Data tied to figure images:
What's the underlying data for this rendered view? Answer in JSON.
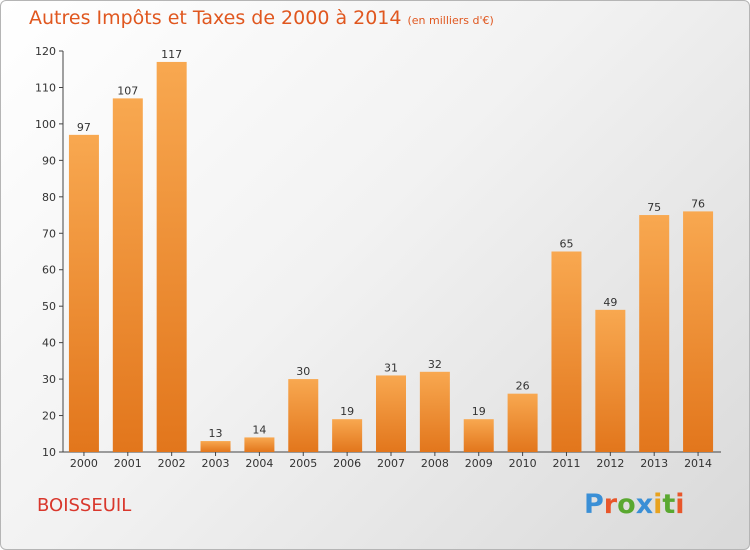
{
  "header": {
    "title": "Autres Impôts et Taxes de 2000 à 2014",
    "unit": "(en milliers d'€)"
  },
  "footer": {
    "commune": "BOISSEUIL",
    "logo": "Proxiti"
  },
  "colors": {
    "title": "#e0571f",
    "commune": "#d9372c",
    "bar_light": "#f8a850",
    "bar_dark": "#e2761c",
    "logo_letters": [
      "#3a8fd6",
      "#e8562a",
      "#5aa830",
      "#3a8fd6",
      "#e8a21e",
      "#5aa830",
      "#e8562a"
    ]
  },
  "chart_data": {
    "type": "bar",
    "categories": [
      "2000",
      "2001",
      "2002",
      "2003",
      "2004",
      "2005",
      "2006",
      "2007",
      "2008",
      "2009",
      "2010",
      "2011",
      "2012",
      "2013",
      "2014"
    ],
    "values": [
      97,
      107,
      117,
      13,
      14,
      30,
      19,
      31,
      32,
      19,
      26,
      65,
      49,
      75,
      76
    ],
    "title": "Autres Impôts et Taxes de 2000 à 2014",
    "ylim": [
      10,
      120
    ],
    "yticks": [
      10,
      20,
      30,
      40,
      50,
      60,
      70,
      80,
      90,
      100,
      110,
      120
    ],
    "grid": false,
    "legend": "none"
  }
}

** SHORT EXERCISE **
Repeat all of the data above word for word, minus the pictures.

** WORKED ANSWER **
What's the underlying data for this rendered view? Answer in JSON.
{
  "header": {
    "title": "Autres Impôts et Taxes de 2000 à 2014",
    "unit": "(en milliers d'€)"
  },
  "footer": {
    "commune": "BOISSEUIL",
    "logo": "Proxiti"
  },
  "colors": {
    "title": "#e0571f",
    "commune": "#d9372c",
    "bar_light": "#f8a850",
    "bar_dark": "#e2761c",
    "logo_letters": [
      "#3a8fd6",
      "#e8562a",
      "#5aa830",
      "#3a8fd6",
      "#e8a21e",
      "#5aa830",
      "#e8562a"
    ]
  },
  "chart_data": {
    "type": "bar",
    "categories": [
      "2000",
      "2001",
      "2002",
      "2003",
      "2004",
      "2005",
      "2006",
      "2007",
      "2008",
      "2009",
      "2010",
      "2011",
      "2012",
      "2013",
      "2014"
    ],
    "values": [
      97,
      107,
      117,
      13,
      14,
      30,
      19,
      31,
      32,
      19,
      26,
      65,
      49,
      75,
      76
    ],
    "title": "Autres Impôts et Taxes de 2000 à 2014",
    "ylim": [
      10,
      120
    ],
    "yticks": [
      10,
      20,
      30,
      40,
      50,
      60,
      70,
      80,
      90,
      100,
      110,
      120
    ],
    "grid": false,
    "legend": "none"
  }
}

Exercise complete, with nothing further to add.